Records excerpted from a collection
══════

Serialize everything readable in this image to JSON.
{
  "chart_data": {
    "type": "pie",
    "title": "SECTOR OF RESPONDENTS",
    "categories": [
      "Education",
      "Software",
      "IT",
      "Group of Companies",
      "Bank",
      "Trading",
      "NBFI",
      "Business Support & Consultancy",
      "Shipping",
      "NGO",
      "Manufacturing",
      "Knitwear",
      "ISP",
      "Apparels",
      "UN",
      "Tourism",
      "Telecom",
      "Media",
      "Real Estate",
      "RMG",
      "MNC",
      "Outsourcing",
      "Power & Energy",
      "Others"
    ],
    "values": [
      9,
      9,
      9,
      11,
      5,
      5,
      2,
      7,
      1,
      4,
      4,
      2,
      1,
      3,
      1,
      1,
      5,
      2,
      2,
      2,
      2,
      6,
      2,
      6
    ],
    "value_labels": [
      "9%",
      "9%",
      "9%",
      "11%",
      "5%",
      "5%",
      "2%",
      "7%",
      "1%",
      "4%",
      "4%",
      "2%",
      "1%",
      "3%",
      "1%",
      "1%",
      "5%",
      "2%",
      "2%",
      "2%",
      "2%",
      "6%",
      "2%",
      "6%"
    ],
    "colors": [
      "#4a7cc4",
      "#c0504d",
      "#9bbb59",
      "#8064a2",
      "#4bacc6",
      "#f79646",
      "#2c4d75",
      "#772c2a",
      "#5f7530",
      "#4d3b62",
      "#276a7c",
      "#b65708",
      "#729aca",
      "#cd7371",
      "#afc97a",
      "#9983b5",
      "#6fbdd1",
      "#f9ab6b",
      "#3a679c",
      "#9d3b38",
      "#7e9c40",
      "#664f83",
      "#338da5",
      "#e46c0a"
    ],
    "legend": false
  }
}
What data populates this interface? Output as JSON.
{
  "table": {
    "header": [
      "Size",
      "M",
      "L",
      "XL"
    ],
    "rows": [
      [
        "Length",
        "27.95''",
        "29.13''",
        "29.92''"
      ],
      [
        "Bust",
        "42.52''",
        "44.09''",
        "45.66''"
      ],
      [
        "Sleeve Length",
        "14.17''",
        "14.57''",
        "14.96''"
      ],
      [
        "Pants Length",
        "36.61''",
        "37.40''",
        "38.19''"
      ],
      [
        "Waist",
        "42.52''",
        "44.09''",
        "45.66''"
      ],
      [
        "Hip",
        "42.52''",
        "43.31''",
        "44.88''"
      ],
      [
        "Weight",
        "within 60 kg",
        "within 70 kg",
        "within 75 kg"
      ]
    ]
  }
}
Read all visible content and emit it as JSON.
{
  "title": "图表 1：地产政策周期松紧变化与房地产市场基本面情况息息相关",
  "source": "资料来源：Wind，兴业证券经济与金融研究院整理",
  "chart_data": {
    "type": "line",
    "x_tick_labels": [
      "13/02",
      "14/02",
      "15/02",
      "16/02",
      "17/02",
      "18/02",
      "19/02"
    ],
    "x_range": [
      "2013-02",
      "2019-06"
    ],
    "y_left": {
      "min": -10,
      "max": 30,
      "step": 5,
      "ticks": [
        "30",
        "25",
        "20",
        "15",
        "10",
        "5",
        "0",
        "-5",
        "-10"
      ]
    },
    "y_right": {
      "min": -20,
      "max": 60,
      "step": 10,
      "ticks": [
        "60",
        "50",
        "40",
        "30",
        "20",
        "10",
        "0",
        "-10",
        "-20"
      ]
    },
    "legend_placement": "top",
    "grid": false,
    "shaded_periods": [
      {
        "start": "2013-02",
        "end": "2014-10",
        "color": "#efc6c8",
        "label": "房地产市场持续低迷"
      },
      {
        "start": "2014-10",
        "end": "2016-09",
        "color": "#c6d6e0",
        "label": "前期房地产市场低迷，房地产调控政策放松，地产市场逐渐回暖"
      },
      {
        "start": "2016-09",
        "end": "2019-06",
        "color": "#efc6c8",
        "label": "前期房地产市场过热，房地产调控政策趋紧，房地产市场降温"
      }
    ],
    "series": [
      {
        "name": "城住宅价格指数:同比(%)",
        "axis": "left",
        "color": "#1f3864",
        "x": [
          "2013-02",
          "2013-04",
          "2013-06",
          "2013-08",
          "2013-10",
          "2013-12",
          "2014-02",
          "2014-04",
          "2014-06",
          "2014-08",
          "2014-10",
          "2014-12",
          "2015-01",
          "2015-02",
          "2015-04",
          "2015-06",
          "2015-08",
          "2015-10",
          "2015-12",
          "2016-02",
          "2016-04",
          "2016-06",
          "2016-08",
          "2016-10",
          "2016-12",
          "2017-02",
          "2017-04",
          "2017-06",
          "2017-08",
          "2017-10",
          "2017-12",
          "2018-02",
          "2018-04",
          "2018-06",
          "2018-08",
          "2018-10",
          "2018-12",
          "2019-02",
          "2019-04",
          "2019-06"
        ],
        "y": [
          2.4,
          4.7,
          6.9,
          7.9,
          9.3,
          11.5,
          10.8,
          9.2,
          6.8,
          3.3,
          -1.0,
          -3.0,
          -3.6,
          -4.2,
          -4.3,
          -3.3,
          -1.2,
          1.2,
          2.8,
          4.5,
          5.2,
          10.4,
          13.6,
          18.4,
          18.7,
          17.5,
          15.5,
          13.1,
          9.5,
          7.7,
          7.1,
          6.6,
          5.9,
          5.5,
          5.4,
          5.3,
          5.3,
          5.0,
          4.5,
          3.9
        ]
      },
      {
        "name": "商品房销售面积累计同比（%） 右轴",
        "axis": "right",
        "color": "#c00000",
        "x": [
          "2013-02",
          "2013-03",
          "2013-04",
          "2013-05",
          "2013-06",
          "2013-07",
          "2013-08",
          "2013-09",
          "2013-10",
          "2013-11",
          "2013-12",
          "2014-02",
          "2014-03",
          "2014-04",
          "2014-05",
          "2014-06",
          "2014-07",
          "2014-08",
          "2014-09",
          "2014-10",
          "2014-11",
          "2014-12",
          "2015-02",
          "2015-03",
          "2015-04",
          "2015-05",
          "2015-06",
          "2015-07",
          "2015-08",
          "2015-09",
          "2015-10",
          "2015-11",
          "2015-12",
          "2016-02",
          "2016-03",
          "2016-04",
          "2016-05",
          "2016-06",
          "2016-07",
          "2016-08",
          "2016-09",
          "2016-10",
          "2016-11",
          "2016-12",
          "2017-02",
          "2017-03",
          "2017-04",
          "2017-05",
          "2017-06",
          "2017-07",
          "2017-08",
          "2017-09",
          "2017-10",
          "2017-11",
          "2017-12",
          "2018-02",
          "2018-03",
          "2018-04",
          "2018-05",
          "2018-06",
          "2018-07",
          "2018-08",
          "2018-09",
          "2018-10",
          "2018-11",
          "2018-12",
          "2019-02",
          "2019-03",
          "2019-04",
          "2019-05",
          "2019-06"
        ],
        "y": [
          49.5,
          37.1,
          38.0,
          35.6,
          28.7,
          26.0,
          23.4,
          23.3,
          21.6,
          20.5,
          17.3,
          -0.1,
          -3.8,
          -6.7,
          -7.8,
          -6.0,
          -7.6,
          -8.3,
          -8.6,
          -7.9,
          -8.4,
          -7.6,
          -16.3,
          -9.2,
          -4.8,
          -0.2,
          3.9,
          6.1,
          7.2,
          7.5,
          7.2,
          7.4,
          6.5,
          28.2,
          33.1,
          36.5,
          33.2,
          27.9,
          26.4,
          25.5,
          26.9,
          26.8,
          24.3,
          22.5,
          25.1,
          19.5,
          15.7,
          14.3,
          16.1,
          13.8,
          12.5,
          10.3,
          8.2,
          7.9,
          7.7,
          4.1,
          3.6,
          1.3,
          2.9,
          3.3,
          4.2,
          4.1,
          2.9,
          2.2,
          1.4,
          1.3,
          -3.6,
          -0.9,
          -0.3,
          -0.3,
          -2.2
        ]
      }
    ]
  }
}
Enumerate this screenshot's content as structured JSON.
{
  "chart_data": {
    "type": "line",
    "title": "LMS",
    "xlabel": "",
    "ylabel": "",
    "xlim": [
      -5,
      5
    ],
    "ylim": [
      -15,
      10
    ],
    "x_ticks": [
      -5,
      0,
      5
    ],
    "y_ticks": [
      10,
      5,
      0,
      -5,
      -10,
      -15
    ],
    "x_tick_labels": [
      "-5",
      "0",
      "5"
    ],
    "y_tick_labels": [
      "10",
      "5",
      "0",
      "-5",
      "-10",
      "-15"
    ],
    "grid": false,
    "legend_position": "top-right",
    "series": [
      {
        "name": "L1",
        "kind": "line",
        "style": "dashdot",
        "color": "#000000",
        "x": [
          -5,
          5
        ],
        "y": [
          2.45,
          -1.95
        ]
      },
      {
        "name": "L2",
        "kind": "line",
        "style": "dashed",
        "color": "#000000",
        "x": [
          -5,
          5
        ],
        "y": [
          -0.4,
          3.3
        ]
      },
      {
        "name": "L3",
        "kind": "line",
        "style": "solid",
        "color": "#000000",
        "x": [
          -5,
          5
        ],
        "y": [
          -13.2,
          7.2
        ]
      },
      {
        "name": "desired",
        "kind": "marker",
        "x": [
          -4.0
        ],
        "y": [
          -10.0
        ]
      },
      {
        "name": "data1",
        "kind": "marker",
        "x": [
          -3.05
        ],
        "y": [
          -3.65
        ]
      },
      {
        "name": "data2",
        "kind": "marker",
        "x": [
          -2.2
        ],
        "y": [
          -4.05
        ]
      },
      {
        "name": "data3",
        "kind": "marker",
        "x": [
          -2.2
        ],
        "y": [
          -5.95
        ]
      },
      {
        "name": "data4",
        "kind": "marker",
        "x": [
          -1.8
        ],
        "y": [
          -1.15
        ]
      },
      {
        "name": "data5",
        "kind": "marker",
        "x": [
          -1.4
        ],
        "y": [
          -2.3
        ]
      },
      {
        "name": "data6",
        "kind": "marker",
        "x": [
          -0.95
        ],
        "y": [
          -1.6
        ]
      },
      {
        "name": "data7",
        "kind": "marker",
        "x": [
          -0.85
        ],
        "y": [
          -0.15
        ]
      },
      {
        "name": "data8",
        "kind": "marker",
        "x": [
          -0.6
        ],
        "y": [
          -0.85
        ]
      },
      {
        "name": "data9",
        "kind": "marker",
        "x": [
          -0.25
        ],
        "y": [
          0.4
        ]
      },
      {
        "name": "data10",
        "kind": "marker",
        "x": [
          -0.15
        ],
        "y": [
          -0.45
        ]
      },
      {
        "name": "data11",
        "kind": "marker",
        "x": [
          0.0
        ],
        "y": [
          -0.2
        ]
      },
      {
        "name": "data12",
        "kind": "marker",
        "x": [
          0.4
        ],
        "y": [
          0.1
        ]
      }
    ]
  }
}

══════

WHAT THE TASK REQUIRES
Scan the records above for the string "content", then report every line that contains it.

RESPONSE
Read all visible content and emit it as JSON.
Enumerate this screenshot's content as structured JSON.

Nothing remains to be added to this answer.